**What you are asked to do:**
Going through the material below, please gather all lines with the word "trip" in them.

**Records provided:**
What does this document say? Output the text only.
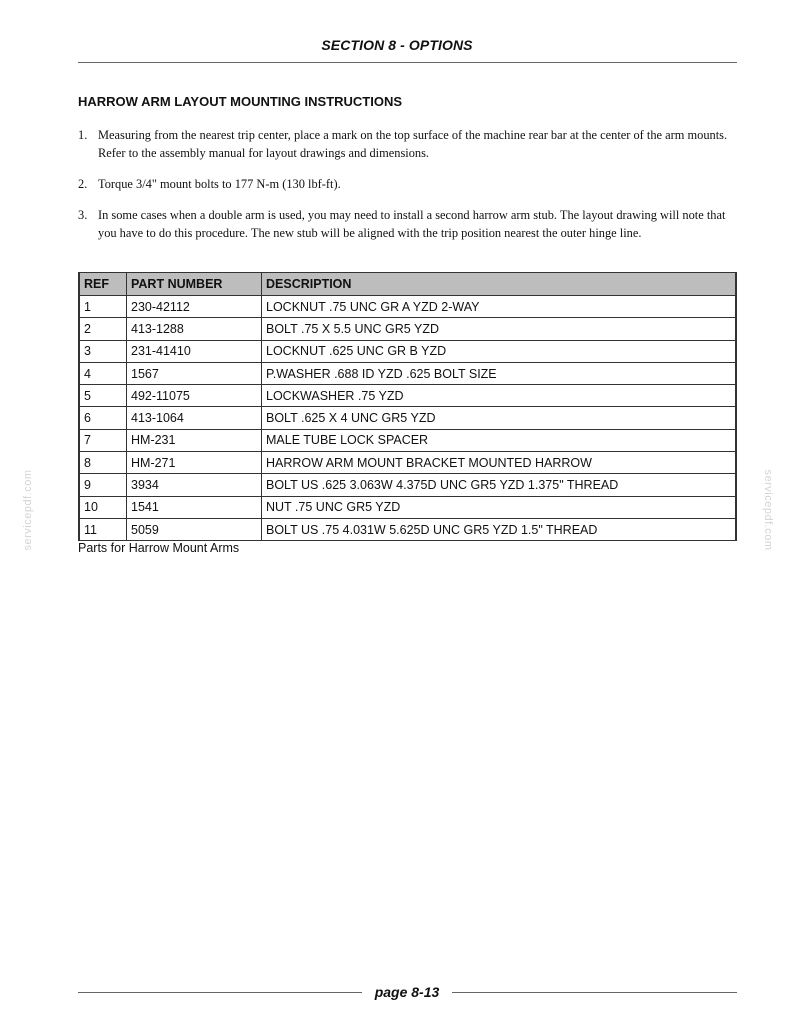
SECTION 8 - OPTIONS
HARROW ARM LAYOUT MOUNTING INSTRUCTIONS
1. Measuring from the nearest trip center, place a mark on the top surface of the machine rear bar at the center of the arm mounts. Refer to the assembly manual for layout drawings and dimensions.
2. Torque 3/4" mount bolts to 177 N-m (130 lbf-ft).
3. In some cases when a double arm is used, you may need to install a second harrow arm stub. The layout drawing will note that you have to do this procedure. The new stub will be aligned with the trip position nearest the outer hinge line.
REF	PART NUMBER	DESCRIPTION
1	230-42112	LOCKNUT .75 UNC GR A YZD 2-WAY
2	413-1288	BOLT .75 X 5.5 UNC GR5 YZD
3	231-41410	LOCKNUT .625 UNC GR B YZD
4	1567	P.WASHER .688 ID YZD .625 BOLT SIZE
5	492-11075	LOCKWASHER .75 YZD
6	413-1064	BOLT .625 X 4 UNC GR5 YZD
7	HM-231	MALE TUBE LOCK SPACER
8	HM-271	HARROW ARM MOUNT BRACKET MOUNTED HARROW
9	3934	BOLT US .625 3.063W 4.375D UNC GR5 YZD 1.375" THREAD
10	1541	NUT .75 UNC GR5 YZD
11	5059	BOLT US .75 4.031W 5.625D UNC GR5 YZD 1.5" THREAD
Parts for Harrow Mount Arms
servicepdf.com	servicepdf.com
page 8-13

* * *

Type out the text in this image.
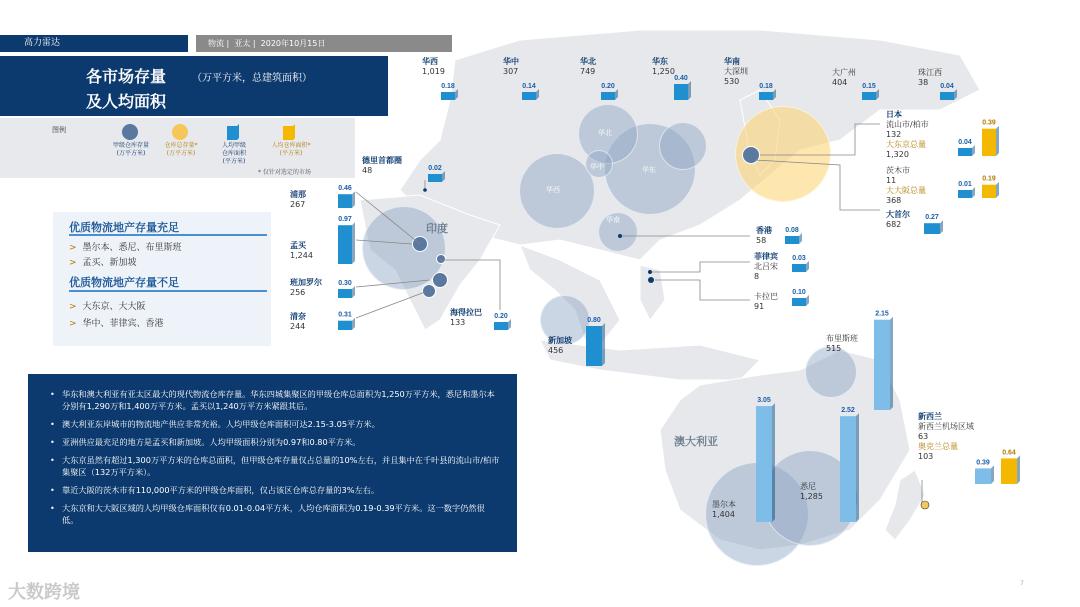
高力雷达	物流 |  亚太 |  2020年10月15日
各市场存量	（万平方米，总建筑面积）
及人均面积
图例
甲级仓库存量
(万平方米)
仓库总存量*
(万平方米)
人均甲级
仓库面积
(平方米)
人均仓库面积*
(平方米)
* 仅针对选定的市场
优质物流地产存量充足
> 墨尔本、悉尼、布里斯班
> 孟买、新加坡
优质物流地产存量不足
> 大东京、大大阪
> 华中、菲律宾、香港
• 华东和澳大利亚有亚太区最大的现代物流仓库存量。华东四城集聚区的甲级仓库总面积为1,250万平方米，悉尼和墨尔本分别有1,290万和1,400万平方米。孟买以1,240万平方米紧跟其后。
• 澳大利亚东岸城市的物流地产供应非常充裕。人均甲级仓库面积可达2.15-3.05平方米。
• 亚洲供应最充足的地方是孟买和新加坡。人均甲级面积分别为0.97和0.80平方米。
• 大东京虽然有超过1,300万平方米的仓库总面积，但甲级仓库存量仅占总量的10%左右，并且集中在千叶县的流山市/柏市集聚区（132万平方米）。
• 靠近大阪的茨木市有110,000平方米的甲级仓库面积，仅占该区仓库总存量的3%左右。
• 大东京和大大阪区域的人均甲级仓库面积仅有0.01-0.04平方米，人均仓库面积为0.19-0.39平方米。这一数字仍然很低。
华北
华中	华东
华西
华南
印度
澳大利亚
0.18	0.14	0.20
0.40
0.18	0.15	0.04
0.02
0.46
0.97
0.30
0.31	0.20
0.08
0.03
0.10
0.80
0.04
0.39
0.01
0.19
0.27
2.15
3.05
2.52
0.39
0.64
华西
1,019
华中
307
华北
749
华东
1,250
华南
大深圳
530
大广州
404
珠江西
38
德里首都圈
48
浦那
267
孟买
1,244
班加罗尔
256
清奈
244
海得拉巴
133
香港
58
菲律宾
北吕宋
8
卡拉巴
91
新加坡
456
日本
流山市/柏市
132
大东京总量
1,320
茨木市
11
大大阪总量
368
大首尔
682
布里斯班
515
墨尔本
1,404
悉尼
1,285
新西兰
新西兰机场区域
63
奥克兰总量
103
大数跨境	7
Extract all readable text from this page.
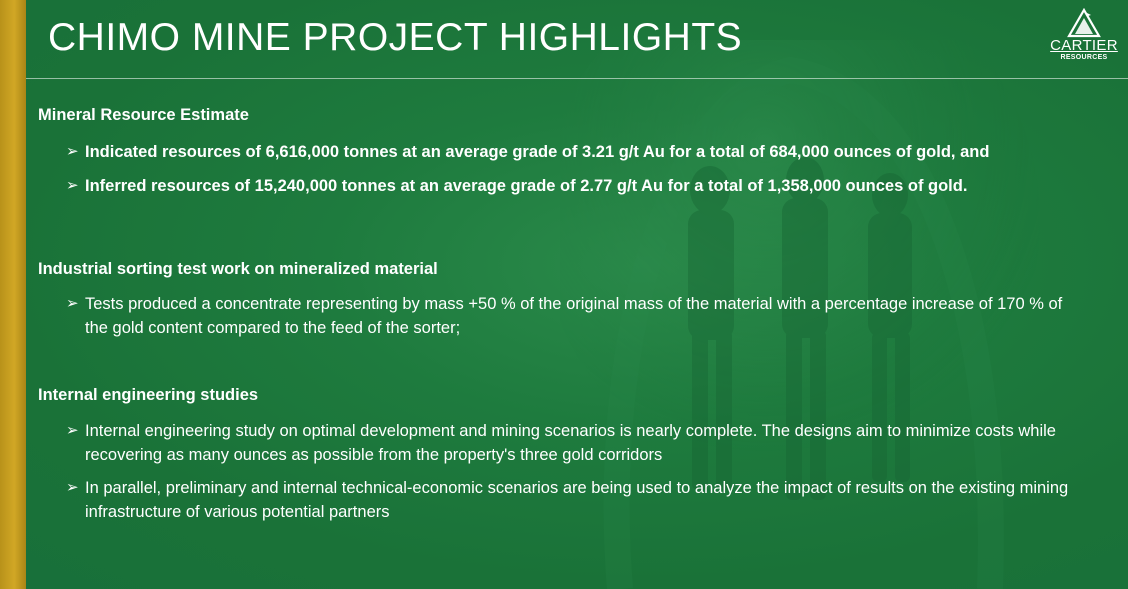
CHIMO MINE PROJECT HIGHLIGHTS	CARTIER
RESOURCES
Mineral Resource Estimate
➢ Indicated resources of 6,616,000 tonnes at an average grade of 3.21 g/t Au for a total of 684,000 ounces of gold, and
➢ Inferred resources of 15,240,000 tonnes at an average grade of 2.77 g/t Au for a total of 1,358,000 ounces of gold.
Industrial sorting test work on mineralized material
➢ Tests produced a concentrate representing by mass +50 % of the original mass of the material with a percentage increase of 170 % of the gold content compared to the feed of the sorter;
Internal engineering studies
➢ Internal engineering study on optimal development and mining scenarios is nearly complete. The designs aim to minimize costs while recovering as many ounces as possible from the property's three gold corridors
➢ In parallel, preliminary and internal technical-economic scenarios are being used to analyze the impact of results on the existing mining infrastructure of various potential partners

--

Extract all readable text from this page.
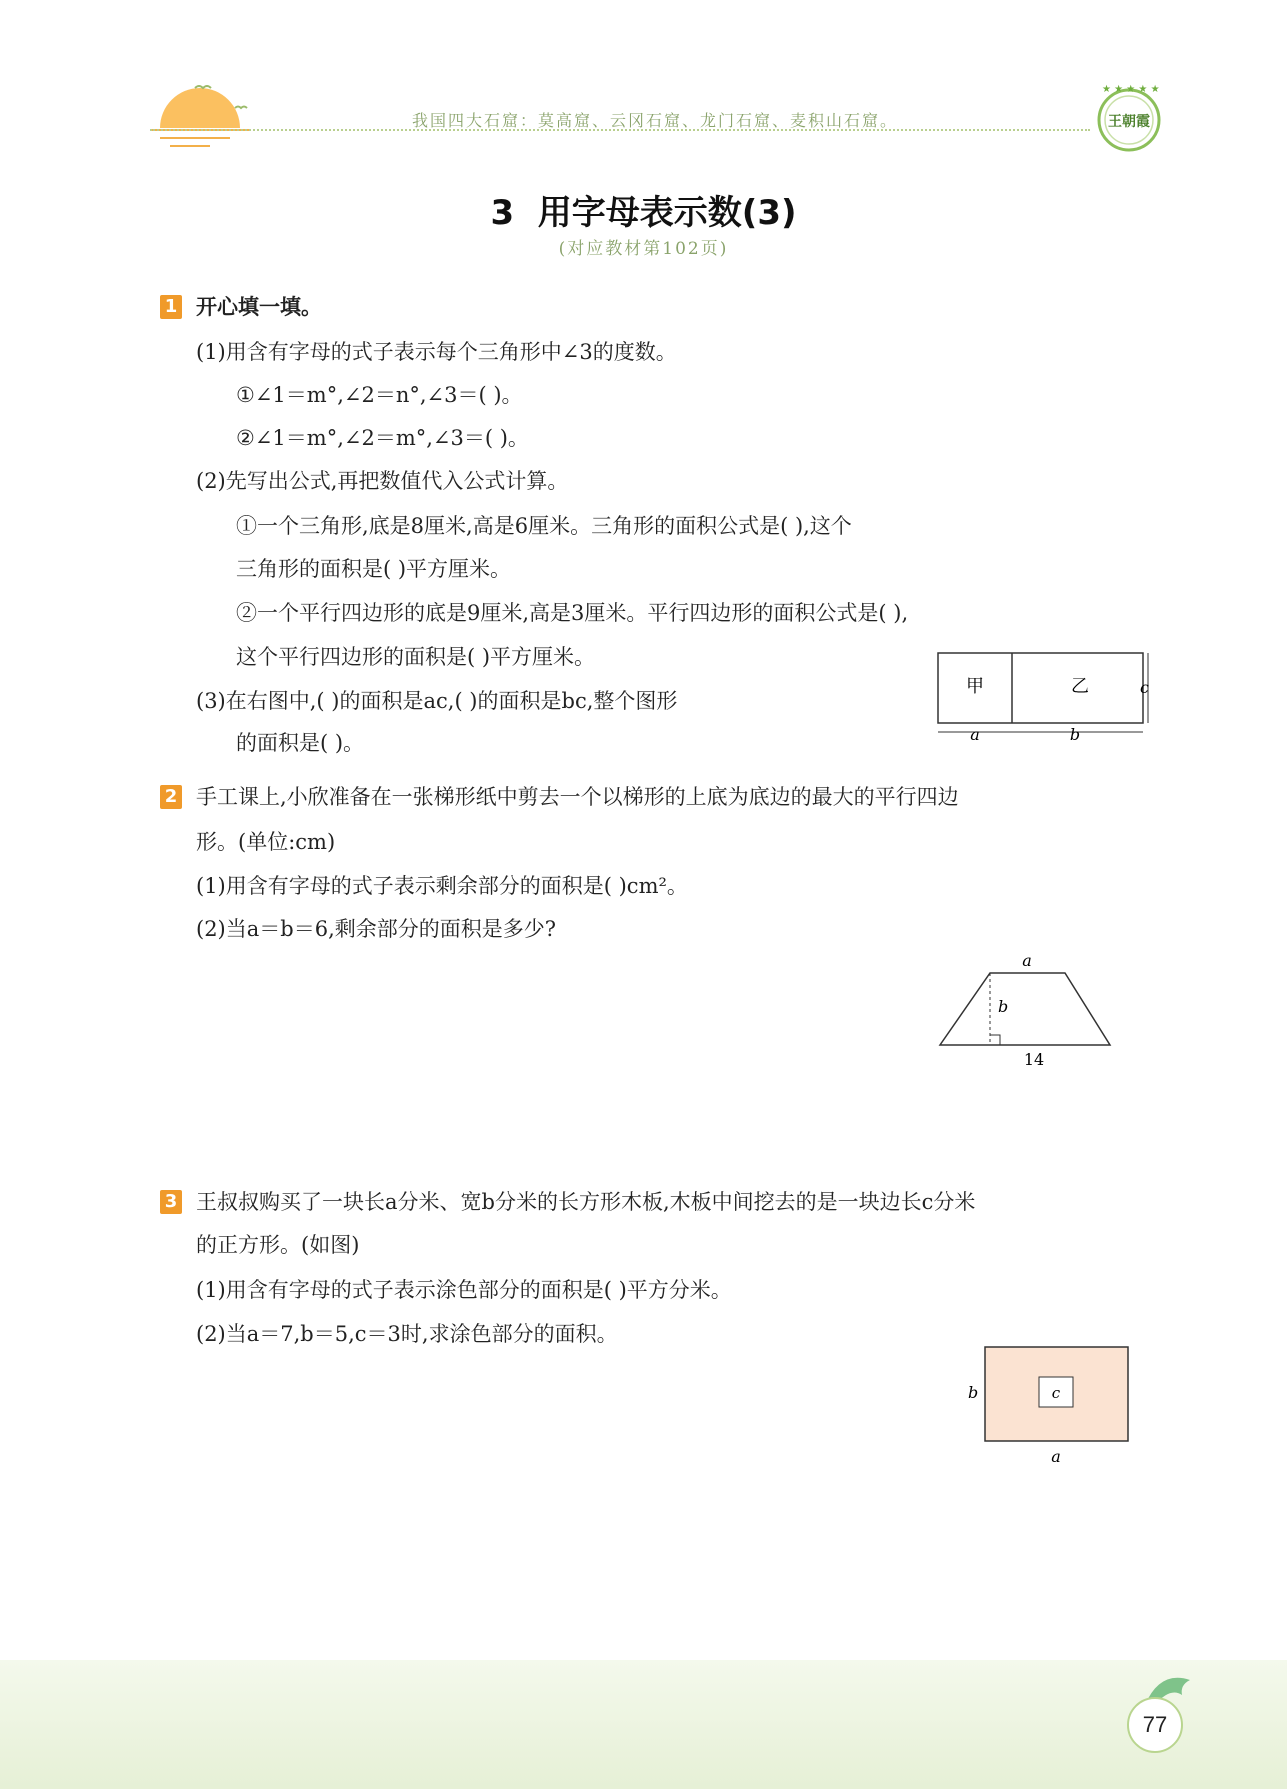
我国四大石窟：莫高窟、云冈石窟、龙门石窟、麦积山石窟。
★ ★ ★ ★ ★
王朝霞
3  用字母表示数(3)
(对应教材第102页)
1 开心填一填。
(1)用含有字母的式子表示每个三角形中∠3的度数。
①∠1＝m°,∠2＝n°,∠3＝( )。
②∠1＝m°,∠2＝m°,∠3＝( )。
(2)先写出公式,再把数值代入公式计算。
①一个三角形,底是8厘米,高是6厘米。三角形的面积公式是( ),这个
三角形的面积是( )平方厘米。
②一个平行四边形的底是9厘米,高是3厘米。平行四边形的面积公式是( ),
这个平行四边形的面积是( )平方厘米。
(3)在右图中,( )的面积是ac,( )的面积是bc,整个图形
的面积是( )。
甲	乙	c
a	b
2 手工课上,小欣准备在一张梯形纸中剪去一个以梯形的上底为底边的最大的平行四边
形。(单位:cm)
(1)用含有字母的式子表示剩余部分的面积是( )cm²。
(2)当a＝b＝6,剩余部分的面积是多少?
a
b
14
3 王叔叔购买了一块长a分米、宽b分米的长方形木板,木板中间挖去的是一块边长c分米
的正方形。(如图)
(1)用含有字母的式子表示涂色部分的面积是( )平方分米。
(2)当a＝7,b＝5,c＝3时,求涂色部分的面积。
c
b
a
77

**Worked answer:**
1. Measuring from the nearest trip center, place a mark on the top surface of the machine rear bar at the center of the arm mounts. Refer to the assembly manual for layout drawings and dimensions.
3. In some cases when a double arm is used, you may need to install a second harrow arm stub. The layout drawing will note that you have to do this procedure. The new stub will be aligned with the trip position nearest the outer hinge line.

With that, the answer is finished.